AIM: Repeat the listing exactly as given, omitting every image.

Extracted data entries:
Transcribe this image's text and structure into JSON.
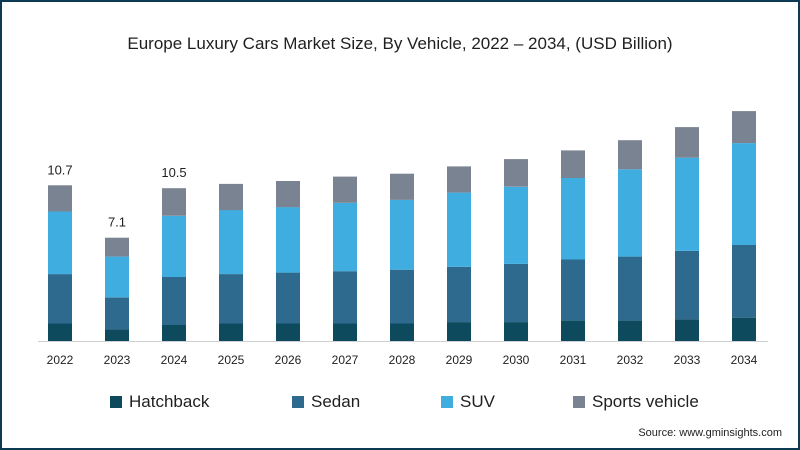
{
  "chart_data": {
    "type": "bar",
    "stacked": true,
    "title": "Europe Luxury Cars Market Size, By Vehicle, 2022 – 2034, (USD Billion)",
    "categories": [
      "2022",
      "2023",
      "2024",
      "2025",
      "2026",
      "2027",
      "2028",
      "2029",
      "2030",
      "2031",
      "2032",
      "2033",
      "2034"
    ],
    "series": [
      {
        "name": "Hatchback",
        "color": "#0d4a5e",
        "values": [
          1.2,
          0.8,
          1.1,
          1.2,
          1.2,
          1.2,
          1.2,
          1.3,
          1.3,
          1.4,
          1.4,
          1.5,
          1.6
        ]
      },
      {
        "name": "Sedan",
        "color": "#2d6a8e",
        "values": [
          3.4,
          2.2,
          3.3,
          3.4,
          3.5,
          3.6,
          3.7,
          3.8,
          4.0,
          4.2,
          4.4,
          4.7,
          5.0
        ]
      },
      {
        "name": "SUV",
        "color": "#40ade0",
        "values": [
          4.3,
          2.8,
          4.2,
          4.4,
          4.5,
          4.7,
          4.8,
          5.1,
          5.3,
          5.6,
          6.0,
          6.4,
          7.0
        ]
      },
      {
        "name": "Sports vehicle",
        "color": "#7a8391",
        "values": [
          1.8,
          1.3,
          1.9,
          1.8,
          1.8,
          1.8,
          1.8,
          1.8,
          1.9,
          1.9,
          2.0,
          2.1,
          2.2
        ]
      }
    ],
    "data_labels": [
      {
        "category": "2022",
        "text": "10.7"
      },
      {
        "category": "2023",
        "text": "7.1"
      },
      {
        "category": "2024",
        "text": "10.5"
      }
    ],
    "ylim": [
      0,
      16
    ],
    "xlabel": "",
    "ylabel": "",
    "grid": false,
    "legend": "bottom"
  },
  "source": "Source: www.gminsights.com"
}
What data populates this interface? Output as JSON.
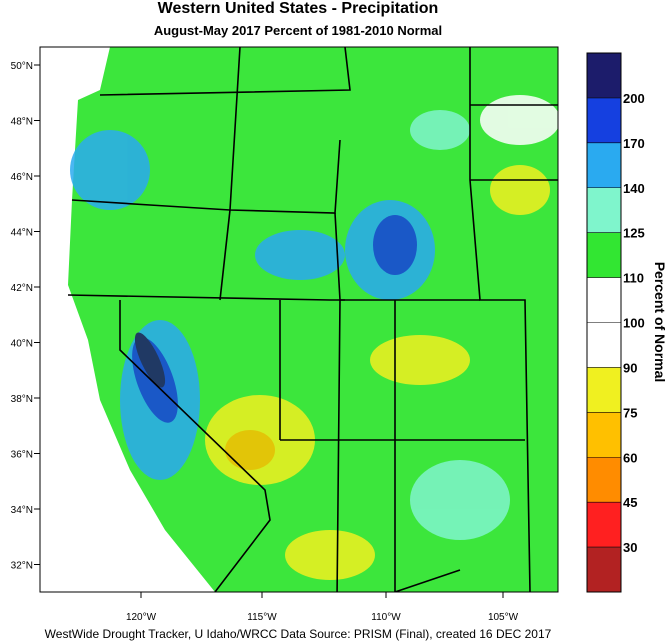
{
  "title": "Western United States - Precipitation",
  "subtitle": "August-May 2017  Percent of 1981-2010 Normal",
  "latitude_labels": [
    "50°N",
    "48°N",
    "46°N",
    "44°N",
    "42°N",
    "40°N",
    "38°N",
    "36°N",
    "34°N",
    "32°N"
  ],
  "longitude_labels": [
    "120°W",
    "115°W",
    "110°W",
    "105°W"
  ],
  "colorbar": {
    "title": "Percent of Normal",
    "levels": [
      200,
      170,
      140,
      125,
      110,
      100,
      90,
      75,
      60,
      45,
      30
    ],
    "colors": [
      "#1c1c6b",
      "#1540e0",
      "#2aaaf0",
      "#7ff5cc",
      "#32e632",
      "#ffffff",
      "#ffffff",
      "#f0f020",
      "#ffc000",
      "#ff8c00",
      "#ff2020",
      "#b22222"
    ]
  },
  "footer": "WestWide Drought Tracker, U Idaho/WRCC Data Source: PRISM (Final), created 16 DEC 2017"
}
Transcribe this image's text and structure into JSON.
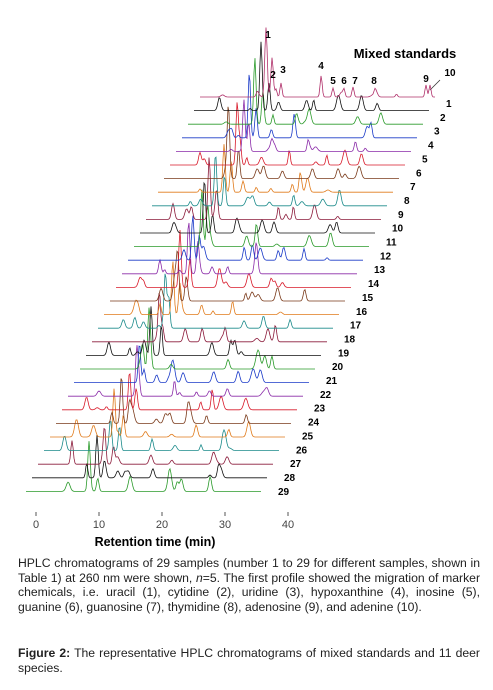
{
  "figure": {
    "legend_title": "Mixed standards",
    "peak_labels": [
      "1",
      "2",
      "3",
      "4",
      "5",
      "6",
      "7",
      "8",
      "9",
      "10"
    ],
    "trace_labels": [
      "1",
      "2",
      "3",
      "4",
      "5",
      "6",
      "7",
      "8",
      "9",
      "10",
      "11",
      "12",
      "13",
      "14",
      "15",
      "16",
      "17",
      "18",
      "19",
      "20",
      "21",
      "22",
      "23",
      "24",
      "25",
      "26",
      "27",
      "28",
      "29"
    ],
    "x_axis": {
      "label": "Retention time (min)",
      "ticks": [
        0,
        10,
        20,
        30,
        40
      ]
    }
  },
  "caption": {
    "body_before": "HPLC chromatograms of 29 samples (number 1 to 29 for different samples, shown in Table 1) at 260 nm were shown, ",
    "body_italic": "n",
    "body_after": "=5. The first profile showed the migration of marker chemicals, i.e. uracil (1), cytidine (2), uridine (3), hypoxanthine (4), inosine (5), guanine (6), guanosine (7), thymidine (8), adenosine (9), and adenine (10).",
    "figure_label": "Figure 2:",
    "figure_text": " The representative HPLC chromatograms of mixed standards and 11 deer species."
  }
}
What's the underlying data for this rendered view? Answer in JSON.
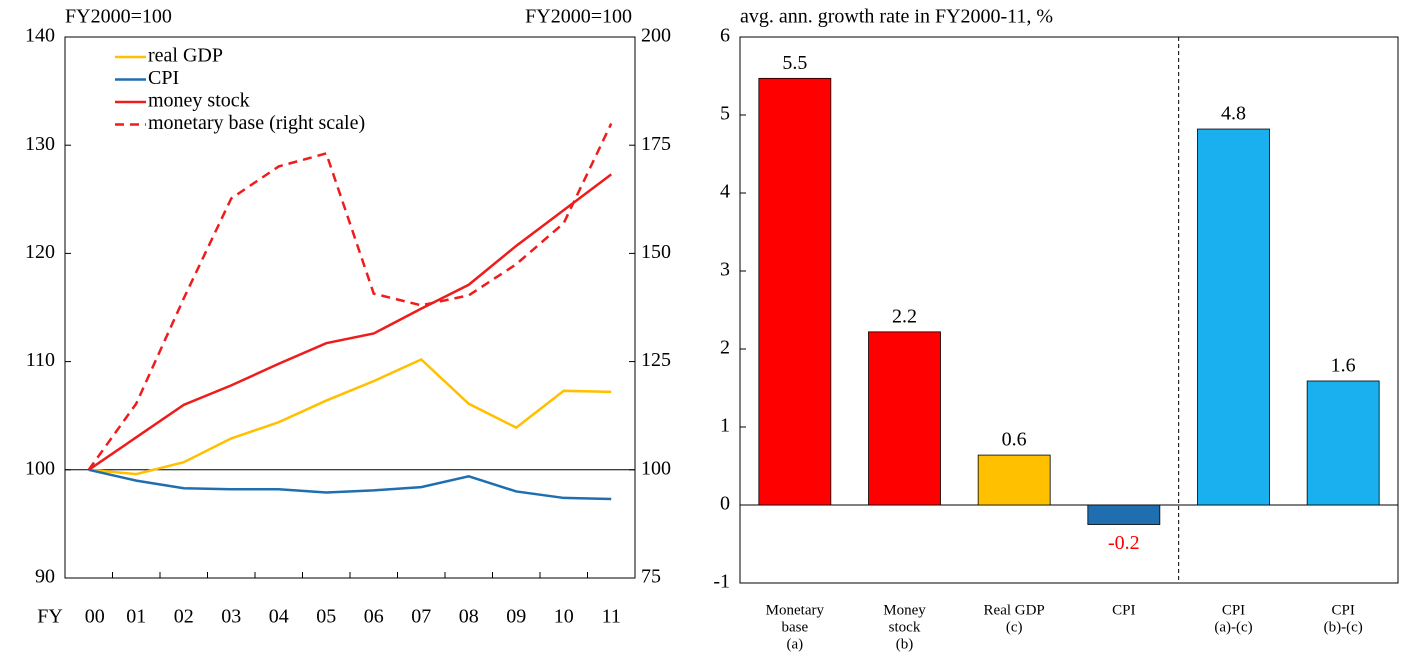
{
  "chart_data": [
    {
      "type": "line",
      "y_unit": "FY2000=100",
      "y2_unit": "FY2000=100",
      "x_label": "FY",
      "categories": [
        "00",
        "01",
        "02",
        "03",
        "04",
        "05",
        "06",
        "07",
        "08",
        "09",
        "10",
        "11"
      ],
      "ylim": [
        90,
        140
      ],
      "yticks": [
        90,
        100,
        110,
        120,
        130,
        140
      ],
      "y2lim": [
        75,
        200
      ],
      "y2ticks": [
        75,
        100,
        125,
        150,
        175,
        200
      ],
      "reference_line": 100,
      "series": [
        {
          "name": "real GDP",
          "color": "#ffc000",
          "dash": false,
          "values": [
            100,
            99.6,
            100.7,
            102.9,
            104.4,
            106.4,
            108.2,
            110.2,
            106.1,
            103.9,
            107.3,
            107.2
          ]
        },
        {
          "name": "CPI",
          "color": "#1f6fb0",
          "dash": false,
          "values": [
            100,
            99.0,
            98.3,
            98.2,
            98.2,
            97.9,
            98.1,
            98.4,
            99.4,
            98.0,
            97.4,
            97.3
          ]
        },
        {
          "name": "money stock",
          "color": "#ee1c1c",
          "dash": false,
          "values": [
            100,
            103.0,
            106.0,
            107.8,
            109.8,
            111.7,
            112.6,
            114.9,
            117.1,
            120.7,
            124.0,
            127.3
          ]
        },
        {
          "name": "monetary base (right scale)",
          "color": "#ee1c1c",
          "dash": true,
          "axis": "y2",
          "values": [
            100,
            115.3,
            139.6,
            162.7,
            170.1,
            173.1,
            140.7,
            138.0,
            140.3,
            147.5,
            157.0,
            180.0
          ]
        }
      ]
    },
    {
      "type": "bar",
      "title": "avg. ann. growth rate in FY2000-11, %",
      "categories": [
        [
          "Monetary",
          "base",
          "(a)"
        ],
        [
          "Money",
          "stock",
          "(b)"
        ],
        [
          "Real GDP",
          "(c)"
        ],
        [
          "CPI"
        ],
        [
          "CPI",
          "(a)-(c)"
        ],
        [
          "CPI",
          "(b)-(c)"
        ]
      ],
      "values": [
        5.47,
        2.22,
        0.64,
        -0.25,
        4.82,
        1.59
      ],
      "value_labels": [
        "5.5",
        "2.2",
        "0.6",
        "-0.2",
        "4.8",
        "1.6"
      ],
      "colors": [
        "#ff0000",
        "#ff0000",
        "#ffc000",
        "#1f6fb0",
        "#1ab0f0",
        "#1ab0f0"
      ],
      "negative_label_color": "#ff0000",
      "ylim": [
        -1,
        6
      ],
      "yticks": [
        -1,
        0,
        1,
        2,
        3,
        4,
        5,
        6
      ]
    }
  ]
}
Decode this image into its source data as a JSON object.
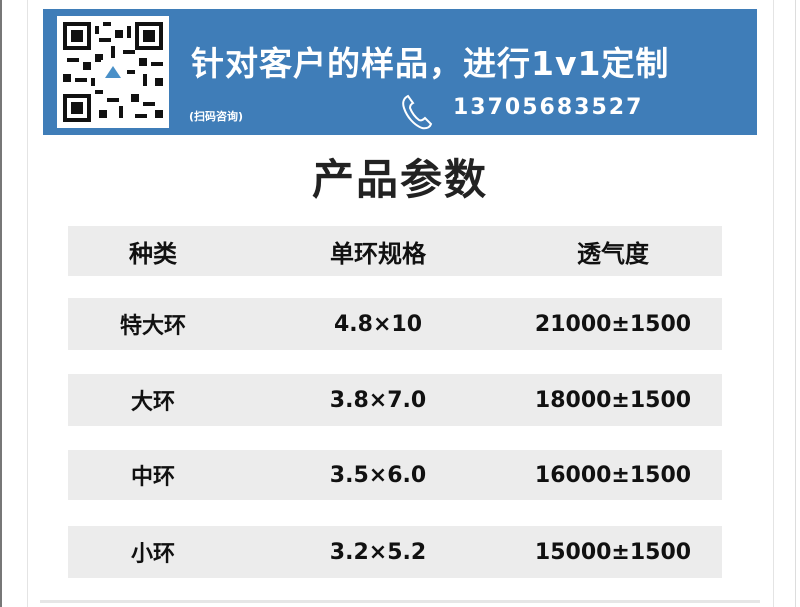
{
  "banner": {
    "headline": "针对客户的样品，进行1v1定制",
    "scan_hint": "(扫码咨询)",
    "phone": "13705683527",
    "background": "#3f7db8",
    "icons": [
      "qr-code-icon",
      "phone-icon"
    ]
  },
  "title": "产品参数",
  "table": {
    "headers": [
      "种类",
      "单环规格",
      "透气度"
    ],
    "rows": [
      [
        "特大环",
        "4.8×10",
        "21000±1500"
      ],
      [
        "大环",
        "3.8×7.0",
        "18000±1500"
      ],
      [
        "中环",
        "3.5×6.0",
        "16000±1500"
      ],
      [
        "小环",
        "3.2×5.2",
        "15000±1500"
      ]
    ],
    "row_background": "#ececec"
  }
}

WRITTEN ANSWER:
Transcribe this image's text and structure into JSON.
{
  "chart_data": {
    "type": "bar",
    "stacked": true,
    "title": "Europe Luxury Cars Market Size, By Vehicle, 2022 – 2034, (USD Billion)",
    "categories": [
      "2022",
      "2023",
      "2024",
      "2025",
      "2026",
      "2027",
      "2028",
      "2029",
      "2030",
      "2031",
      "2032",
      "2033",
      "2034"
    ],
    "series": [
      {
        "name": "Hatchback",
        "color": "#0d4a5e",
        "values": [
          1.2,
          0.8,
          1.1,
          1.2,
          1.2,
          1.2,
          1.2,
          1.3,
          1.3,
          1.4,
          1.4,
          1.5,
          1.6
        ]
      },
      {
        "name": "Sedan",
        "color": "#2d6a8e",
        "values": [
          3.4,
          2.2,
          3.3,
          3.4,
          3.5,
          3.6,
          3.7,
          3.8,
          4.0,
          4.2,
          4.4,
          4.7,
          5.0
        ]
      },
      {
        "name": "SUV",
        "color": "#40ade0",
        "values": [
          4.3,
          2.8,
          4.2,
          4.4,
          4.5,
          4.7,
          4.8,
          5.1,
          5.3,
          5.6,
          6.0,
          6.4,
          7.0
        ]
      },
      {
        "name": "Sports vehicle",
        "color": "#7a8391",
        "values": [
          1.8,
          1.3,
          1.9,
          1.8,
          1.8,
          1.8,
          1.8,
          1.8,
          1.9,
          1.9,
          2.0,
          2.1,
          2.2
        ]
      }
    ],
    "data_labels": [
      {
        "category": "2022",
        "text": "10.7"
      },
      {
        "category": "2023",
        "text": "7.1"
      },
      {
        "category": "2024",
        "text": "10.5"
      }
    ],
    "ylim": [
      0,
      16
    ],
    "xlabel": "",
    "ylabel": "",
    "grid": false,
    "legend": "bottom"
  },
  "source": "Source: www.gminsights.com"
}
What data populates this interface? Output as JSON.
{
  "title": "Western United States - Precipitation",
  "subtitle": "August-May 2017  Percent of 1981-2010 Normal",
  "latitude_labels": [
    "50°N",
    "48°N",
    "46°N",
    "44°N",
    "42°N",
    "40°N",
    "38°N",
    "36°N",
    "34°N",
    "32°N"
  ],
  "longitude_labels": [
    "120°W",
    "115°W",
    "110°W",
    "105°W"
  ],
  "colorbar": {
    "title": "Percent of Normal",
    "levels": [
      200,
      170,
      140,
      125,
      110,
      100,
      90,
      75,
      60,
      45,
      30
    ],
    "colors": [
      "#1c1c6b",
      "#1540e0",
      "#2aaaf0",
      "#7ff5cc",
      "#32e632",
      "#ffffff",
      "#ffffff",
      "#f0f020",
      "#ffc000",
      "#ff8c00",
      "#ff2020",
      "#b22222"
    ]
  },
  "footer": "WestWide Drought Tracker, U Idaho/WRCC Data Source: PRISM (Final), created 16 DEC 2017"
}
Transcribe this image's text and structure into JSON.
{
  "figure": {
    "legend_title": "Mixed standards",
    "peak_labels": [
      "1",
      "2",
      "3",
      "4",
      "5",
      "6",
      "7",
      "8",
      "9",
      "10"
    ],
    "trace_labels": [
      "1",
      "2",
      "3",
      "4",
      "5",
      "6",
      "7",
      "8",
      "9",
      "10",
      "11",
      "12",
      "13",
      "14",
      "15",
      "16",
      "17",
      "18",
      "19",
      "20",
      "21",
      "22",
      "23",
      "24",
      "25",
      "26",
      "27",
      "28",
      "29"
    ],
    "x_axis": {
      "label": "Retention time (min)",
      "ticks": [
        0,
        10,
        20,
        30,
        40
      ]
    }
  },
  "caption": {
    "body_before": "HPLC chromatograms of 29 samples (number 1 to 29 for different samples, shown in Table 1) at 260 nm were shown, ",
    "body_italic": "n",
    "body_after": "=5. The first profile showed the migration of marker chemicals, i.e. uracil (1), cytidine (2), uridine (3), hypoxanthine (4), inosine (5), guanine (6), guanosine (7), thymidine (8), adenosine (9), and adenine (10).",
    "figure_label": "Figure 2:",
    "figure_text": " The representative HPLC chromatograms of mixed standards and 11 deer species."
  }
}
What's the underlying data for this rendered view? Answer in JSON.
{
  "chart_data": [
    {
      "type": "line",
      "y_unit": "FY2000=100",
      "y2_unit": "FY2000=100",
      "x_label": "FY",
      "categories": [
        "00",
        "01",
        "02",
        "03",
        "04",
        "05",
        "06",
        "07",
        "08",
        "09",
        "10",
        "11"
      ],
      "ylim": [
        90,
        140
      ],
      "yticks": [
        90,
        100,
        110,
        120,
        130,
        140
      ],
      "y2lim": [
        75,
        200
      ],
      "y2ticks": [
        75,
        100,
        125,
        150,
        175,
        200
      ],
      "reference_line": 100,
      "series": [
        {
          "name": "real GDP",
          "color": "#ffc000",
          "dash": false,
          "values": [
            100,
            99.6,
            100.7,
            102.9,
            104.4,
            106.4,
            108.2,
            110.2,
            106.1,
            103.9,
            107.3,
            107.2
          ]
        },
        {
          "name": "CPI",
          "color": "#1f6fb0",
          "dash": false,
          "values": [
            100,
            99.0,
            98.3,
            98.2,
            98.2,
            97.9,
            98.1,
            98.4,
            99.4,
            98.0,
            97.4,
            97.3
          ]
        },
        {
          "name": "money stock",
          "color": "#ee1c1c",
          "dash": false,
          "values": [
            100,
            103.0,
            106.0,
            107.8,
            109.8,
            111.7,
            112.6,
            114.9,
            117.1,
            120.7,
            124.0,
            127.3
          ]
        },
        {
          "name": "monetary base (right scale)",
          "color": "#ee1c1c",
          "dash": true,
          "axis": "y2",
          "values": [
            100,
            115.3,
            139.6,
            162.7,
            170.1,
            173.1,
            140.7,
            138.0,
            140.3,
            147.5,
            157.0,
            180.0
          ]
        }
      ]
    },
    {
      "type": "bar",
      "title": "avg. ann. growth rate in FY2000-11, %",
      "categories": [
        [
          "Monetary",
          "base",
          "(a)"
        ],
        [
          "Money",
          "stock",
          "(b)"
        ],
        [
          "Real GDP",
          "(c)"
        ],
        [
          "CPI"
        ],
        [
          "CPI",
          "(a)-(c)"
        ],
        [
          "CPI",
          "(b)-(c)"
        ]
      ],
      "values": [
        5.47,
        2.22,
        0.64,
        -0.25,
        4.82,
        1.59
      ],
      "value_labels": [
        "5.5",
        "2.2",
        "0.6",
        "-0.2",
        "4.8",
        "1.6"
      ],
      "colors": [
        "#ff0000",
        "#ff0000",
        "#ffc000",
        "#1f6fb0",
        "#1ab0f0",
        "#1ab0f0"
      ],
      "negative_label_color": "#ff0000",
      "ylim": [
        -1,
        6
      ],
      "yticks": [
        -1,
        0,
        1,
        2,
        3,
        4,
        5,
        6
      ]
    }
  ]
}
Decode this image into its source data as a JSON object.
{
  "banner": {
    "headline": "针对客户的样品，进行1v1定制",
    "scan_hint": "(扫码咨询)",
    "phone": "13705683527",
    "background": "#3f7db8",
    "icons": [
      "qr-code-icon",
      "phone-icon"
    ]
  },
  "title": "产品参数",
  "table": {
    "headers": [
      "种类",
      "单环规格",
      "透气度"
    ],
    "rows": [
      [
        "特大环",
        "4.8×10",
        "21000±1500"
      ],
      [
        "大环",
        "3.8×7.0",
        "18000±1500"
      ],
      [
        "中环",
        "3.5×6.0",
        "16000±1500"
      ],
      [
        "小环",
        "3.2×5.2",
        "15000±1500"
      ]
    ],
    "row_background": "#ececec"
  }
}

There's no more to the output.